[Collection entries]

++++++

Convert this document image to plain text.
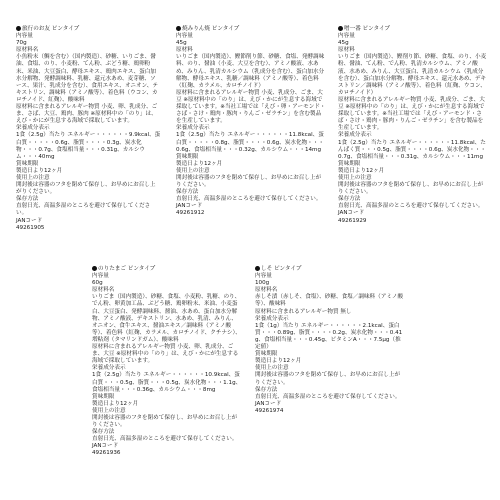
旅行のお友 ピンタイプ
内容量
70g
原材料名
小魚粉末（鯛を含む）（国内製造）、砂糖、いりごま、醤油、食塩、のり、小麦粉、てん粉、ぶどう糖、鶏卵粉末、米油、大豆蛋白、酵母エキス、鶏肉エキス、蛋白加水分解物、発酵調味料、乳糖、還元水あめ、麦芽糖、ソース、果汁、乳成分を含む）、食用エキス、オニオン、テキストリン、調味料（アミノ酸等）、着色料（ウコン、カロチノイド、紅麹）、酸味料
原材料に含まれるアレルギー物質 小麦、卵、乳成分、ごま、さば、大豆、鶏肉、豚肉 ※原材料中の「のり」は、えび・かにが生息する海域で採取しています。
栄養成分表示
1食（2.5g）当たり エネルギー・・・・・・9.9kcal、蛋白質・・・・・0.6g、脂質・・・・0.3g、炭水化物・・・0.7g、食塩相当量・・・0.31g、カルシウム・・・40mg
賞味期限
製造日より12ヶ月
使用上の注意
開封後は容器のフタを閉めて保存し、お早めにお召し上がりください。
保存方法
直射日光、高温多湿のところを避けて保存してください。
JANコード
49261905
焼みりん焼 ピンタイプ
内容量
45g
原材料
いりごま（国内製造）、鰹節削り節、砂糖、食塩、発酵調味料、のり、醤油（小麦、大豆を含む）、アミノ酸液、水あめ、みりん、乳清カルシウム（乳成分を含む）、蛋白加水分解物、酵母エキス、乳糖／調味料（アミノ酸等）、着色料（紅麹、カラメル、カロチノイド）
原材料に含まれるアレルギー物質 小麦、乳成分、ごま、大豆 ※原材料中の「のり」は、えび・かにが生息する海域で採取しています。※当社工場では「えび・卵・アーモンド・さば・さけ・鶏肉・豚肉・りんご・ゼラチン」を含む製品を生産しています。
栄養成分表示
1食（2.5g）当たり エネルギー・・・・・・11.8kcal、蛋白質・・・・・0.8g、脂質・・・・0.6g、炭水化物・・・0.6g、食塩相当量・・・0.32g、カルシウム・・・14mg
賞味期限
製造日より12ヶ月
使用上の注意
開封後は容器のフタを閉めて保存し、お早めにお召し上がりください。
保存方法
直射日光、高温多湿のところを避けて保存してください。
JANコード
49261912
噌一番 ピンタイプ
内容量
45g
原材料
いりごま（国内製造）、鰹削り節、砂糖、食塩、のり、小麦粉、醤油、てん粉、でん粉、乳清カルシウム、アミノ酸液、水あめ、みりん、大豆蛋白、乳清カルシウム（乳成分を含む）、蛋白加水分解物、酵母エキス、還元水あめ、デキストリン／調味料（アミノ酸等）、着色料（紅麹、ウコン、カロチノイド）
原材料に含まれるアレルギー物質 小麦、乳成分、ごま、大豆 ※原材料中の「のり」は、えび・かにが生息する海域で採取しています。※当社工場では「えび・アーモンド・さば・さけ・鶏肉・豚肉・りんご・ゼラチン」を含む製品を生産しています。
栄養成分表示
1食（2.5g）当たり エネルギー・・・・・・11.8kcal、たんぱく質・・・0.5g、脂質・・・・0.6g、炭水化物・・・0.7g、食塩相当量・・・0.31g、カルシウム・・・11mg
賞味期限
製造日より12ヶ月
使用上の注意
開封後は容器のフタを閉めて保存し、お早めにお召し上がりください。
保存方法
直射日光、高温多湿のところを避けて保存してください。
JANコード
49261929
のりたまご ピンタイプ
内容量
60g
原材料名
いりごま（国内製造）、砂糖、食塩、小麦粉、乳糖、のり、でん粉、卵黄加工品、ぶどう糖、鶏卵粉末、米油、小麦蛋白、大豆蛋白、発酵調味料、醤油、水あめ、蛋白加水分解物、アミノ酸液、デキストリン、水あめ、乳清、みりん、オニオン、食牛エキス、醤油エキス／調味料（アミノ酸等）、着色料（紅麹、カラメル、カロチノイド、クチナシ）、増粘剤（タマリンドガム）、酸味料
原材料に含まれるアレルギー物質 小麦、卵、乳成分、ごま、大豆 ※原材料中の「のり」は、えび・かにが生息する海域で採取しています。
栄養成分表示
1食（2.5g）当たり エネルギー・・・・・・10.9kcal、蛋白質・・・0.5g、脂質・・・0.5g、炭水化物・・・1.1g、食塩相当量・・・0.36g、カルシウム・・・8mg
賞味期限
製造日より12ヶ月
使用上の注意
開封後は容器のフタを閉めて保存し、お早めにお召し上がりください。
保存方法
直射日光、高温多湿のところを避けて保存してください。
JANコード
49261936
しそ ピンタイプ
内容量
100g
原材料名
赤しそ漬（赤しそ、食塩）、砂糖、食塩／調味料（アミノ酸等）、酸味料
原材料に含まれるアレルギー物質 無し
栄養成分表示
1食（1g）当たり エネルギー・・・・・・2.1kcal、蛋白質・・・0.89g、脂質・・・・0.2g、炭水化物・・・0.41g、食塩相当量・・・0.45g、ビタミンA・・・7.5μg（推定値）
賞味期限
製造日より12ヶ月
使用上の注意
開封後は容器のフタを閉めて保存し、お早めにお召し上がりください。
保存方法
直射日光、高温多湿のところを避けて保存してください。
JANコード
49261974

++++++

▶ Goal: Images in the records should not be copied. Repeat all the rest exactly.

▶ Solution below:
Convert this document image to plain text.
旅行のお友 ピンタイプ
内容量
70g
原材料名
小魚粉末（鯛を含む）（国内製造）、砂糖、いりごま、醤油、食塩、のり、小麦粉、てん粉、ぶどう糖、鶏卵粉末、米油、大豆蛋白、酵母エキス、鶏肉エキス、蛋白加水分解物、発酵調味料、乳糖、還元水あめ、麦芽糖、ソース、果汁、乳成分を含む）、食用エキス、オニオン、テキストリン、調味料（アミノ酸等）、着色料（ウコン、カロチノイド、紅麹）、酸味料
原材料に含まれるアレルギー物質 小麦、卵、乳成分、ごま、さば、大豆、鶏肉、豚肉 ※原材料中の「のり」は、えび・かにが生息する海域で採取しています。
栄養成分表示
1食（2.5g）当たり エネルギー・・・・・・9.9kcal、蛋白質・・・・・0.6g、脂質・・・・0.3g、炭水化物・・・0.7g、食塩相当量・・・0.31g、カルシウム・・・40mg
賞味期限
製造日より12ヶ月
使用上の注意
開封後は容器のフタを閉めて保存し、お早めにお召し上がりください。
保存方法
直射日光、高温多湿のところを避けて保存してください。
JANコード
49261905
焼みりん焼 ピンタイプ
内容量
45g
原材料
いりごま（国内製造）、鰹節削り節、砂糖、食塩、発酵調味料、のり、醤油（小麦、大豆を含む）、アミノ酸液、水あめ、みりん、乳清カルシウム（乳成分を含む）、蛋白加水分解物、酵母エキス、乳糖／調味料（アミノ酸等）、着色料（紅麹、カラメル、カロチノイド）
原材料に含まれるアレルギー物質 小麦、乳成分、ごま、大豆 ※原材料中の「のり」は、えび・かにが生息する海域で採取しています。※当社工場では「えび・卵・アーモンド・さば・さけ・鶏肉・豚肉・りんご・ゼラチン」を含む製品を生産しています。
栄養成分表示
1食（2.5g）当たり エネルギー・・・・・・11.8kcal、蛋白質・・・・・0.8g、脂質・・・・0.6g、炭水化物・・・0.6g、食塩相当量・・・0.32g、カルシウム・・・14mg
賞味期限
製造日より12ヶ月
使用上の注意
開封後は容器のフタを閉めて保存し、お早めにお召し上がりください。
保存方法
直射日光、高温多湿のところを避けて保存してください。
JANコード
49261912
噌一番 ピンタイプ
内容量
45g
原材料
いりごま（国内製造）、鰹削り節、砂糖、食塩、のり、小麦粉、醤油、てん粉、でん粉、乳清カルシウム、アミノ酸液、水あめ、みりん、大豆蛋白、乳清カルシウム（乳成分を含む）、蛋白加水分解物、酵母エキス、還元水あめ、デキストリン／調味料（アミノ酸等）、着色料（紅麹、ウコン、カロチノイド）
原材料に含まれるアレルギー物質 小麦、乳成分、ごま、大豆 ※原材料中の「のり」は、えび・かにが生息する海域で採取しています。※当社工場では「えび・アーモンド・さば・さけ・鶏肉・豚肉・りんご・ゼラチン」を含む製品を生産しています。
栄養成分表示
1食（2.5g）当たり エネルギー・・・・・・11.8kcal、たんぱく質・・・0.5g、脂質・・・・0.6g、炭水化物・・・0.7g、食塩相当量・・・0.31g、カルシウム・・・11mg
賞味期限
製造日より12ヶ月
使用上の注意
開封後は容器のフタを閉めて保存し、お早めにお召し上がりください。
保存方法
直射日光、高温多湿のところを避けて保存してください。
JANコード
49261929
のりたまご ピンタイプ
内容量
60g
原材料名
いりごま（国内製造）、砂糖、食塩、小麦粉、乳糖、のり、でん粉、卵黄加工品、ぶどう糖、鶏卵粉末、米油、小麦蛋白、大豆蛋白、発酵調味料、醤油、水あめ、蛋白加水分解物、アミノ酸液、デキストリン、水あめ、乳清、みりん、オニオン、食牛エキス、醤油エキス／調味料（アミノ酸等）、着色料（紅麹、カラメル、カロチノイド、クチナシ）、増粘剤（タマリンドガム）、酸味料
原材料に含まれるアレルギー物質 小麦、卵、乳成分、ごま、大豆 ※原材料中の「のり」は、えび・かにが生息する海域で採取しています。
栄養成分表示
1食（2.5g）当たり エネルギー・・・・・・10.9kcal、蛋白質・・・0.5g、脂質・・・0.5g、炭水化物・・・1.1g、食塩相当量・・・0.36g、カルシウム・・・8mg
賞味期限
製造日より12ヶ月
使用上の注意
開封後は容器のフタを閉めて保存し、お早めにお召し上がりください。
保存方法
直射日光、高温多湿のところを避けて保存してください。
JANコード
49261936
しそ ピンタイプ
内容量
100g
原材料名
赤しそ漬（赤しそ、食塩）、砂糖、食塩／調味料（アミノ酸等）、酸味料
原材料に含まれるアレルギー物質 無し
栄養成分表示
1食（1g）当たり エネルギー・・・・・・2.1kcal、蛋白質・・・0.89g、脂質・・・・0.2g、炭水化物・・・0.41g、食塩相当量・・・0.45g、ビタミンA・・・7.5μg（推定値）
賞味期限
製造日より12ヶ月
使用上の注意
開封後は容器のフタを閉めて保存し、お早めにお召し上がりください。
保存方法
直射日光、高温多湿のところを避けて保存してください。
JANコード
49261974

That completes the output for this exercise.